**** TASK DATA ****
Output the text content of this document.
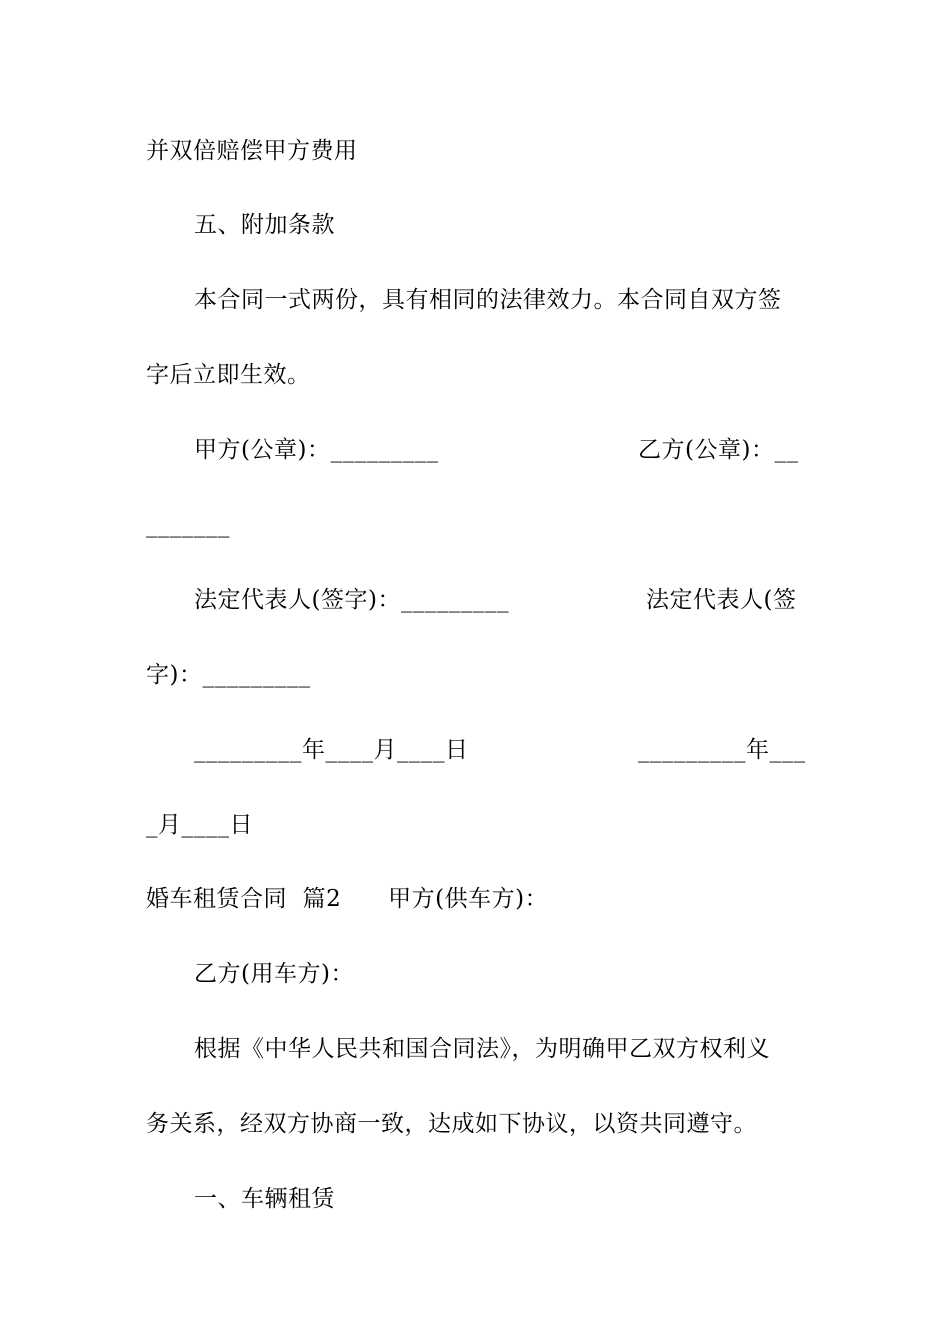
并双倍赔偿甲方费用
五、附加条款
本合同一式两份，具有相同的法律效力。本合同自双方签
字后立即生效。
甲方(公章)：_________	乙方(公章)：__
_______
法定代表人(签字)：_________	法定代表人(签
字)：_________
_________年____月____日	_________年___
_月____日
婚车租赁合同  篇2      甲方(供车方)：
乙方(用车方)：
根据《中华人民共和国合同法》，为明确甲乙双方权利义
务关系，经双方协商一致，达成如下协议，以资共同遵守。
一、车辆租赁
****
* TO BE DONE *
Extract the entries in full, exactly as they are, minus the pictures.

* OUTPUT BELOW *
Output the text content of this document.
并双倍赔偿甲方费用
五、附加条款
本合同一式两份，具有相同的法律效力。本合同自双方签
字后立即生效。
甲方(公章)：_________	乙方(公章)：__
_______
法定代表人(签字)：_________	法定代表人(签
字)：_________
_________年____月____日	_________年___
_月____日
婚车租赁合同  篇2      甲方(供车方)：
乙方(用车方)：
根据《中华人民共和国合同法》，为明确甲乙双方权利义
务关系，经双方协商一致，达成如下协议，以资共同遵守。
一、车辆租赁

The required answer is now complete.